→ **The problem**: The listing that follows should be duplicated character for character.

#####

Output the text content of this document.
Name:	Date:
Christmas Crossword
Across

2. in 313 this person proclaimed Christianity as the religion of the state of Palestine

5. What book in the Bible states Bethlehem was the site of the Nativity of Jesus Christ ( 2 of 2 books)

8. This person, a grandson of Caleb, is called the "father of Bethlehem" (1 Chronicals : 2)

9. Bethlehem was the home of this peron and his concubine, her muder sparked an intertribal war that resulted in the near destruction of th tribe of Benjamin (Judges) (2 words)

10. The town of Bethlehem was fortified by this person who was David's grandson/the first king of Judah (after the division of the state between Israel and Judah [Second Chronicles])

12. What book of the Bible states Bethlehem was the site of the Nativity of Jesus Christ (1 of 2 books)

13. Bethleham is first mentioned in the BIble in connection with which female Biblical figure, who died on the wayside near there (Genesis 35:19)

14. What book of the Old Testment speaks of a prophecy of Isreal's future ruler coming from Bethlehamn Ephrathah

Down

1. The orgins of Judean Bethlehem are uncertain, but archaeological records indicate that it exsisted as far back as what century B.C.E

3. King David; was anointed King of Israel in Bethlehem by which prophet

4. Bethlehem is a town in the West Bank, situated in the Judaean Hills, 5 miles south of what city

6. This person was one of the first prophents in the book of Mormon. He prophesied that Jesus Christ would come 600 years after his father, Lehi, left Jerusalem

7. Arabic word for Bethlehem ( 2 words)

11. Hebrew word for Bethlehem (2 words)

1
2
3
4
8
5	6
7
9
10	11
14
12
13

#####

→ **Exercise solution**:
Output the text content of this document.
Name:	Date:
Christmas Crossword
Across

2. in 313 this person proclaimed Christianity as the religion of the state of Palestine

5. What book in the Bible states Bethlehem was the site of the Nativity of Jesus Christ ( 2 of 2 books)

8. This person, a grandson of Caleb, is called the "father of Bethlehem" (1 Chronicals : 2)

9. Bethlehem was the home of this peron and his concubine, her muder sparked an intertribal war that resulted in the near destruction of th tribe of Benjamin (Judges) (2 words)

10. The town of Bethlehem was fortified by this person who was David's grandson/the first king of Judah (after the division of the state between Israel and Judah [Second Chronicles])

12. What book of the Bible states Bethlehem was the site of the Nativity of Jesus Christ (1 of 2 books)

13. Bethleham is first mentioned in the BIble in connection with which female Biblical figure, who died on the wayside near there (Genesis 35:19)

14. What book of the Old Testment speaks of a prophecy of Isreal's future ruler coming from Bethlehamn Ephrathah

Down

1. The orgins of Judean Bethlehem are uncertain, but archaeological records indicate that it exsisted as far back as what century B.C.E

3. King David; was anointed King of Israel in Bethlehem by which prophet

4. Bethlehem is a town in the West Bank, situated in the Judaean Hills, 5 miles south of what city

6. This person was one of the first prophents in the book of Mormon. He prophesied that Jesus Christ would come 600 years after his father, Lehi, left Jerusalem

7. Arabic word for Bethlehem ( 2 words)

11. Hebrew word for Bethlehem (2 words)

1
2
3
4
8
5	6
7
9
10	11
14
12
13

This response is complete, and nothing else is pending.